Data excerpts

- - -

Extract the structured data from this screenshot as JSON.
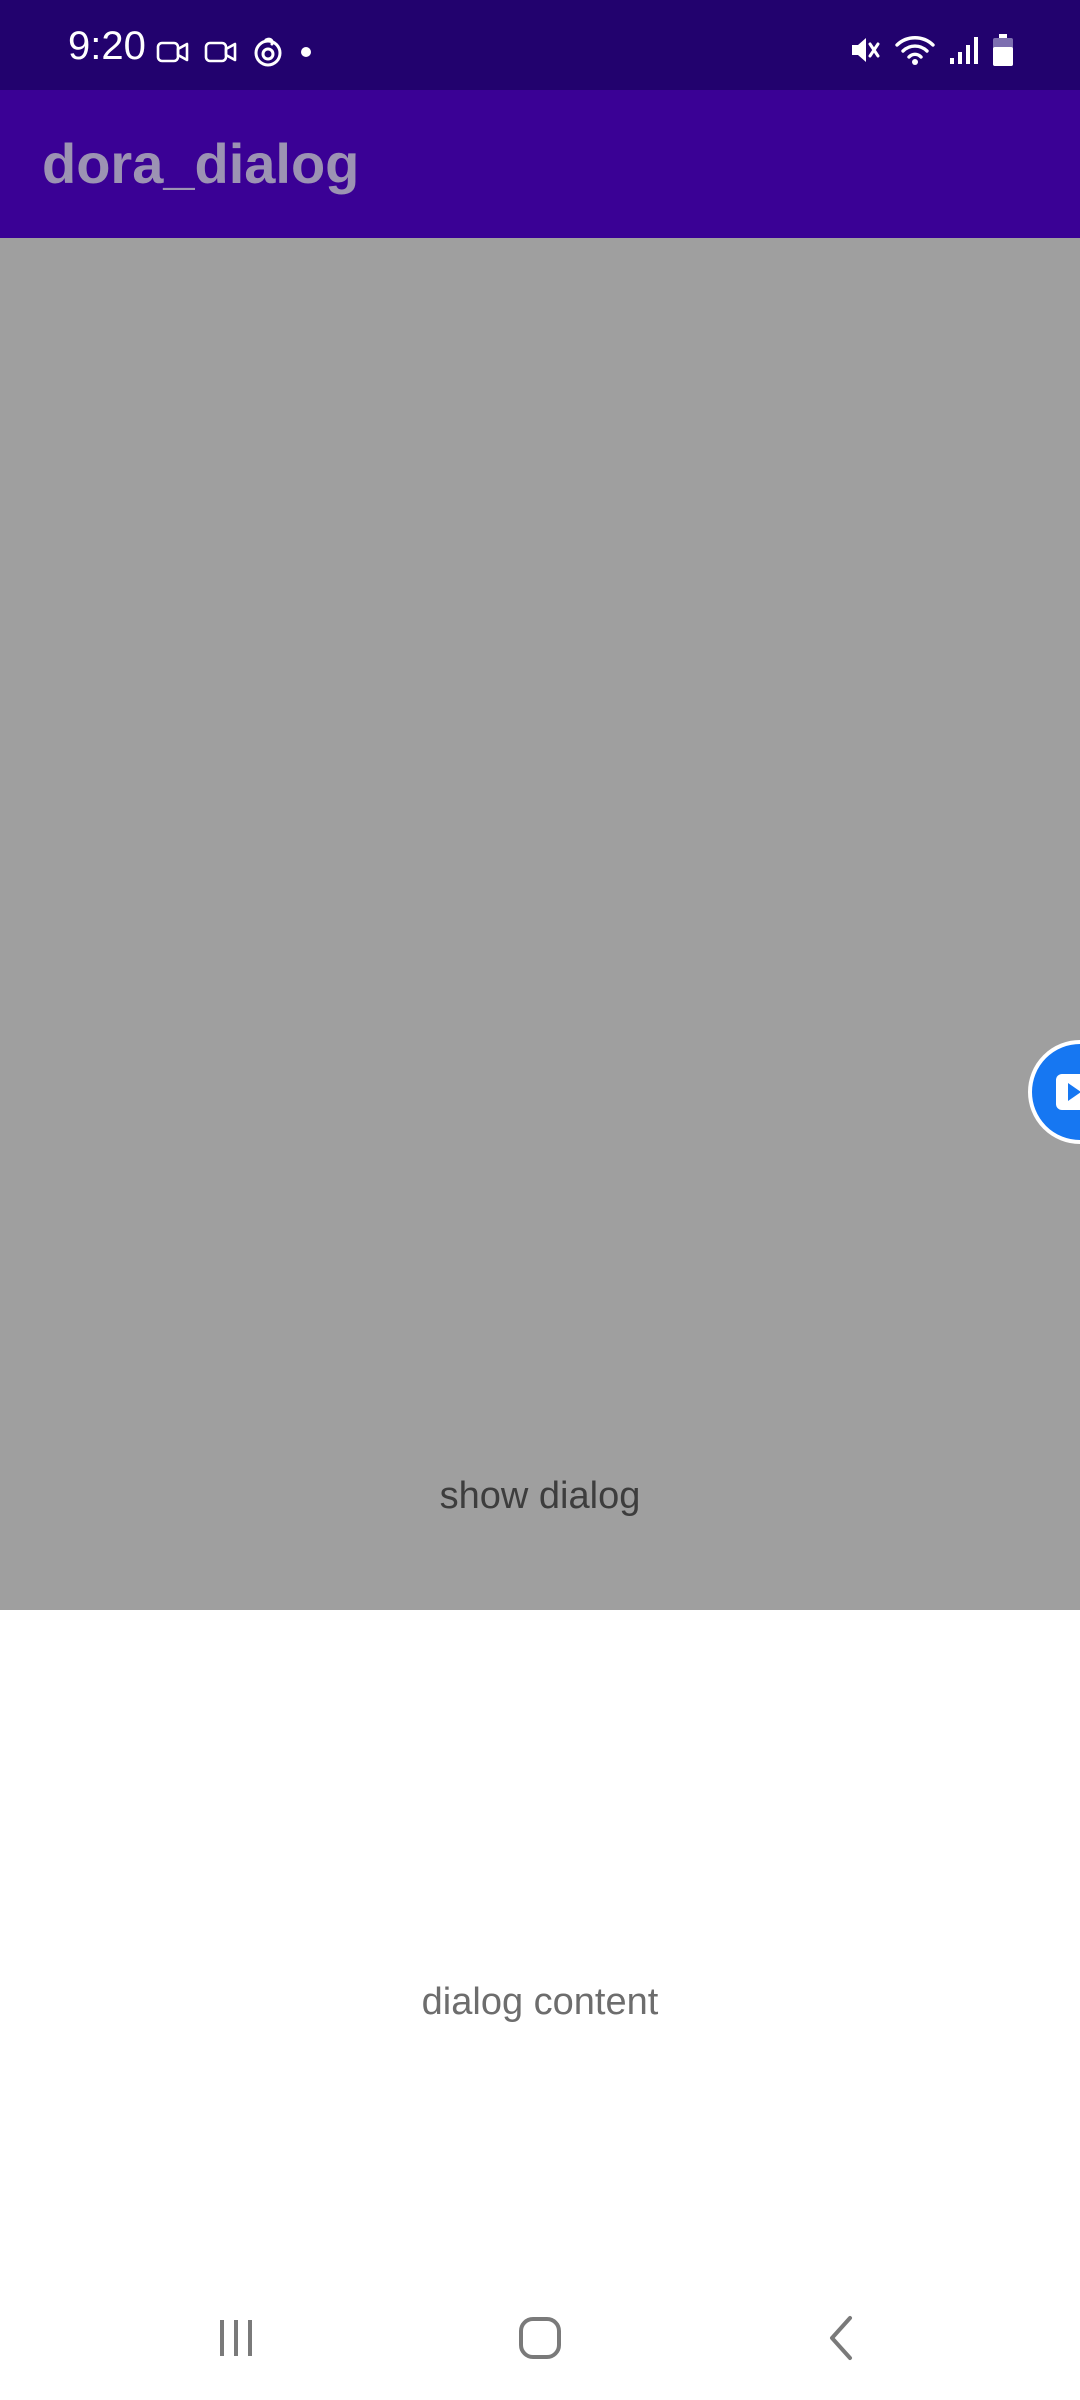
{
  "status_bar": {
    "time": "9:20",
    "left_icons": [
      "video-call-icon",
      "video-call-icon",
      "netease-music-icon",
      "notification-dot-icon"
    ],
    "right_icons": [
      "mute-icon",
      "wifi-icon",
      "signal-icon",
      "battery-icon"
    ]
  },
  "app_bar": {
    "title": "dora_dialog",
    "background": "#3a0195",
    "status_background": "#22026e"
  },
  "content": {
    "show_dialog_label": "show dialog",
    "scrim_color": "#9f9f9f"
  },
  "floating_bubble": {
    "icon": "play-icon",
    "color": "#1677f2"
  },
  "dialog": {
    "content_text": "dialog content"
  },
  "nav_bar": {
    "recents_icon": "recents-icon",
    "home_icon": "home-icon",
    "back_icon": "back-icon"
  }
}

- - -

- _The request_:
Your task is to reproduce all of the material exactly. The pictures stay out.

- _Full answer_:
Extract the structured data from this screenshot as JSON.
{
  "status_bar": {
    "time": "9:20",
    "left_icons": [
      "video-call-icon",
      "video-call-icon",
      "netease-music-icon",
      "notification-dot-icon"
    ],
    "right_icons": [
      "mute-icon",
      "wifi-icon",
      "signal-icon",
      "battery-icon"
    ]
  },
  "app_bar": {
    "title": "dora_dialog",
    "background": "#3a0195",
    "status_background": "#22026e"
  },
  "content": {
    "show_dialog_label": "show dialog",
    "scrim_color": "#9f9f9f"
  },
  "floating_bubble": {
    "icon": "play-icon",
    "color": "#1677f2"
  },
  "dialog": {
    "content_text": "dialog content"
  },
  "nav_bar": {
    "recents_icon": "recents-icon",
    "home_icon": "home-icon",
    "back_icon": "back-icon"
  }
}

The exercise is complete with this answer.